Put the lines of the records below into a numbered list, from the line with "- red-patch-5: [562, 544, 622, 563]" to the line with "- colorbar-swatch: [658, 403, 676, 423]", both included. Leave out any blank lines.
START TASK DATA
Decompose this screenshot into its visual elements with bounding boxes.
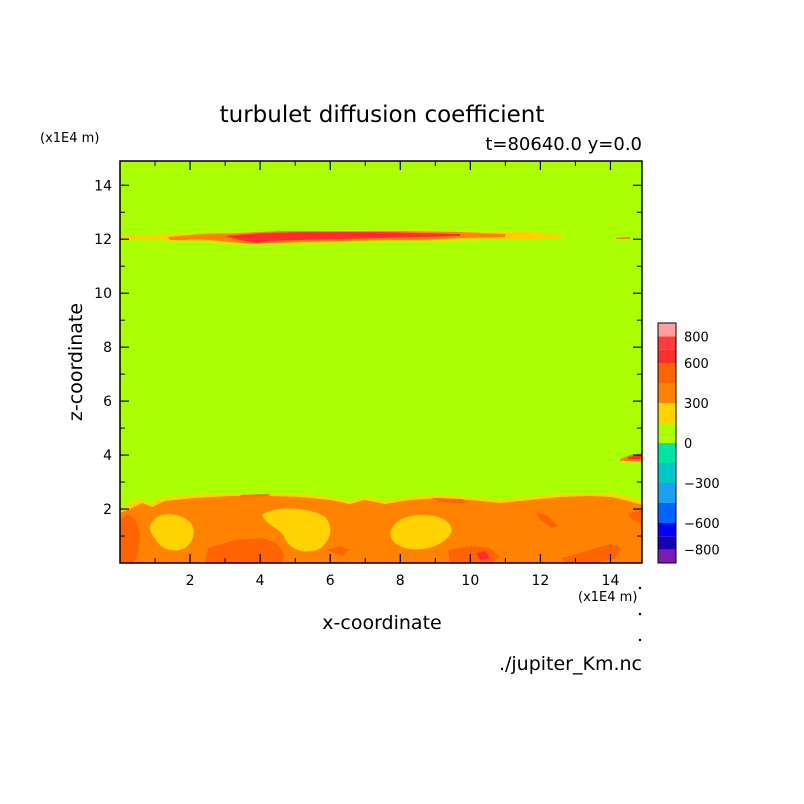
- red-patch-5: [562, 544, 622, 563]
- upper-layer-peak: [225, 232, 460, 243]
- colorbar-swatch: [658, 443, 676, 463]
- colorbar-swatch: [658, 383, 676, 403]
- colorbar-swatch: [658, 323, 676, 337]
- y-tick-label: 6: [103, 394, 112, 410]
- yellow-patch-1: [149, 514, 194, 551]
- red-patch-10: [240, 494, 270, 497]
- y-scale-note: (x1E4 m): [40, 131, 99, 146]
- marker-dot: [638, 612, 642, 616]
- colorbar-swatch: [658, 349, 676, 363]
- source-file: ./jupiter_Km.nc: [499, 653, 642, 675]
- colorbar-swatch: [658, 403, 676, 423]
- red-patch-3: [327, 546, 350, 556]
- colorbar-label: 600: [684, 357, 709, 372]
- colorbar-frame: [657, 322, 677, 564]
- x-scale-note: (x1E4 m): [578, 590, 637, 605]
- colorbar-swatch: [658, 523, 676, 537]
- colorbar-label: −800: [684, 544, 720, 559]
- y-tick-label: 10: [94, 286, 112, 302]
- red-patch-7: [628, 510, 642, 524]
- red-patch-2: [205, 538, 284, 563]
- marker-dot: [638, 586, 642, 590]
- x-tick-label: 14: [602, 573, 620, 589]
- y-tick-label: 4: [103, 448, 112, 464]
- colorbar-swatch: [658, 536, 676, 550]
- y-tick-label: 14: [94, 178, 112, 194]
- colorbar-swatch: [658, 483, 676, 503]
- chart-title: turbulet diffusion coefficient: [220, 102, 545, 128]
- colorbar-swatch: [658, 549, 676, 563]
- red-patch-9: [476, 551, 490, 560]
- x-axis: 2 4 6 8 10 12 14: [154, 161, 620, 589]
- right-edge-patch-core: [628, 455, 642, 459]
- red-patch-1: [120, 514, 140, 563]
- lower-layer: [120, 493, 642, 563]
- colorbar-swatch: [658, 463, 676, 483]
- colorbar-swatch: [658, 423, 676, 443]
- yellow-patch-2: [262, 508, 331, 552]
- colorbar-label: −300: [684, 477, 720, 492]
- colorbar-label: −600: [684, 517, 720, 532]
- x-tick-label: 12: [531, 573, 549, 589]
- plot-area: [120, 161, 642, 563]
- chart-subtitle: t=80640.0 y=0.0: [485, 134, 642, 155]
- upper-layer: [120, 230, 630, 244]
- plot-frame: [119, 160, 643, 564]
- y-axis: 2 4 6 8 10 12 14: [94, 178, 642, 537]
- colorbar-label: 300: [684, 397, 709, 412]
- x-tick-label: 10: [461, 573, 479, 589]
- x-axis-label: x-coordinate: [322, 612, 441, 634]
- y-tick-label: 8: [103, 340, 112, 356]
- x-tick-label: 4: [256, 573, 265, 589]
- colorbar-label: 0: [684, 437, 692, 452]
- lower-layer-base: [120, 496, 642, 563]
- y-tick-label: 2: [103, 502, 112, 518]
- y-axis-label: z-coordinate: [65, 303, 87, 421]
- y-tick-label: 12: [94, 232, 112, 248]
- colorbar-label: 800: [684, 330, 709, 345]
- colorbar-swatch: [658, 336, 676, 350]
- x-tick-label: 8: [396, 573, 405, 589]
- x-tick-label: 2: [186, 573, 195, 589]
- upper-layer-dot: [616, 237, 630, 239]
- colorbar: 800 600 300 0 −300 −600 −800: [657, 322, 720, 564]
- colorbar-swatch: [658, 363, 676, 383]
- marker-dot: [638, 638, 642, 642]
- red-patch-8: [432, 498, 470, 503]
- x-tick-label: 6: [326, 573, 335, 589]
- yellow-patch-3: [390, 514, 452, 550]
- colorbar-swatch: [658, 503, 676, 523]
- red-patch-6: [536, 512, 558, 528]
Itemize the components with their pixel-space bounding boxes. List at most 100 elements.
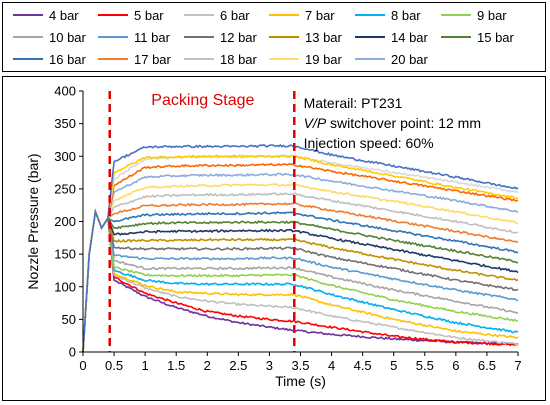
x-axis-title: Time (s): [275, 373, 326, 389]
plot-area: Packing Stage Materail: PT231 V/P switchov…: [2, 76, 546, 401]
legend-label: 16 bar: [49, 51, 86, 67]
series-line-5: [82, 208, 519, 353]
legend-swatch: [184, 36, 214, 38]
series-line-2: [82, 208, 519, 353]
legend-swatch: [355, 58, 385, 60]
legend-label: 20 bar: [391, 51, 428, 67]
legend-item: 4 bar: [13, 7, 79, 23]
legend-swatch: [441, 36, 471, 38]
legend-label: 15 bar: [477, 29, 514, 45]
legend-item: 15 bar: [441, 29, 514, 45]
y-tick-label: 50: [62, 312, 76, 327]
legend-item: 9 bar: [441, 7, 507, 23]
legend-label: 7 bar: [305, 7, 335, 23]
legend-item: 18 bar: [184, 51, 257, 67]
y-tick-label: 300: [54, 149, 76, 164]
legend-label: 14 bar: [391, 29, 428, 45]
x-tick-label: 6.5: [478, 358, 496, 373]
legend-swatch: [269, 58, 299, 60]
series-line-16: [82, 183, 519, 353]
y-tick-label: 100: [54, 279, 76, 294]
x-tick-label: 3: [266, 358, 273, 373]
x-tick-label: 1.5: [167, 358, 185, 373]
legend-label: 17 bar: [134, 51, 171, 67]
series-line-20: [82, 154, 519, 353]
legend-swatch: [13, 36, 43, 38]
legend-item: 13 bar: [269, 29, 342, 45]
legend-swatch: [98, 36, 128, 38]
legend-swatch: [13, 58, 43, 60]
legend-swatch: [184, 14, 214, 16]
legend-label: 19 bar: [305, 51, 342, 67]
y-tick-label: 250: [54, 181, 76, 196]
series-line-12: [82, 208, 519, 353]
legend-item: 11 bar: [98, 29, 170, 45]
series-line-15: [82, 192, 519, 353]
series-line-10: [82, 208, 519, 353]
legend-label: 5 bar: [134, 7, 164, 23]
series-line-7: [82, 208, 519, 353]
y-tick-label: 200: [54, 214, 76, 229]
legend-label: 4 bar: [49, 7, 79, 23]
legend-item: 6 bar: [184, 7, 250, 23]
series-line-18: [82, 162, 519, 353]
series-line-1: [82, 208, 519, 353]
legend-label: 18 bar: [220, 51, 257, 67]
x-tick-label: 1: [142, 358, 149, 373]
series-line-8: [82, 208, 519, 353]
series-line-13: [82, 208, 519, 353]
annotation-line-3: Injection speed: 60%: [304, 135, 434, 151]
x-tick-label: 0: [79, 358, 86, 373]
legend-swatch: [269, 14, 299, 16]
legend-swatch: [98, 58, 128, 60]
y-tick-label: 400: [54, 84, 76, 99]
x-tick-label: 6: [452, 358, 459, 373]
series-line-14: [82, 202, 519, 353]
x-tick-label: 2: [204, 358, 211, 373]
legend-swatch: [355, 36, 385, 38]
x-tick-label: 3.5: [291, 358, 309, 373]
legend-item: 8 bar: [355, 7, 421, 23]
legend-item: 10 bar: [13, 29, 86, 45]
legend-label: 12 bar: [220, 29, 257, 45]
packing-stage-label: Packing Stage: [151, 92, 254, 109]
x-tick-label: 4: [328, 358, 335, 373]
x-tick-label: 5.5: [416, 358, 434, 373]
legend-item: 19 bar: [269, 51, 342, 67]
legend-item: 17 bar: [98, 51, 171, 67]
legend-item: 5 bar: [98, 7, 164, 23]
series-line-9: [82, 208, 519, 353]
series-line-6: [82, 208, 519, 353]
series-line-3: [82, 208, 519, 353]
series-line-4: [82, 208, 519, 353]
series-line-11: [82, 208, 519, 353]
legend-swatch: [441, 14, 471, 16]
x-tick-label: 5: [390, 358, 397, 373]
series-line-17: [82, 172, 519, 353]
series-line-21: [82, 143, 519, 353]
legend-swatch: [98, 14, 128, 16]
legend-item: 7 bar: [269, 7, 335, 23]
legend-label: 13 bar: [305, 29, 342, 45]
legend-swatch: [184, 58, 214, 60]
legend-item: 16 bar: [13, 51, 86, 67]
legend-label: 10 bar: [49, 29, 86, 45]
annotation-line-2: V/P switchover point: 12 mm: [304, 115, 481, 131]
legend-label: 11 bar: [134, 29, 170, 45]
legend-label: 6 bar: [220, 7, 250, 23]
legend-item: 12 bar: [184, 29, 257, 45]
legend-swatch: [355, 14, 385, 16]
line-chart: Packing Stage Materail: PT231 V/P switchov…: [25, 84, 522, 390]
x-tick-label: 2.5: [229, 358, 247, 373]
y-tick-label: 150: [54, 247, 76, 262]
x-tick-label: 0.5: [105, 358, 123, 373]
legend-item: 14 bar: [355, 29, 428, 45]
legend-label: 9 bar: [477, 7, 507, 23]
legend-label: 8 bar: [391, 7, 421, 23]
x-tick-label: 7: [514, 358, 521, 373]
legend-swatch: [269, 36, 299, 38]
legend-swatch: [13, 14, 43, 16]
legend-item: 20 bar: [355, 51, 428, 67]
legend: 4 bar 5 bar 6 bar 7 bar 8 bar 9 bar 10 bar 11 b…: [2, 2, 546, 72]
x-tick-label: 4.5: [354, 358, 372, 373]
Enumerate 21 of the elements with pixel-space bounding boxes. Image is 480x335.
END TASK DATA
• [EXERCISE ANSWER]:
1. - red-patch-5: [562, 544, 622, 563]
2. - upper-layer-peak: [225, 232, 460, 243]
3. - colorbar-swatch: [658, 443, 676, 463]
4. - colorbar-swatch: [658, 383, 676, 403]
5. - colorbar-swatch: [658, 323, 676, 337]
6. - y-tick-label: 6: [103, 394, 112, 410]
7. - yellow-patch-1: [149, 514, 194, 551]
8. - red-patch-10: [240, 494, 270, 497]
9. - y-scale-note: (x1E4 m): [40, 131, 99, 146]
10. - marker-dot: [638, 612, 642, 616]
11. - colorbar-swatch: [658, 349, 676, 363]
12. - source-file: ./jupiter_Km.nc: [499, 653, 642, 675]
13. - colorbar-swatch: [658, 403, 676, 423]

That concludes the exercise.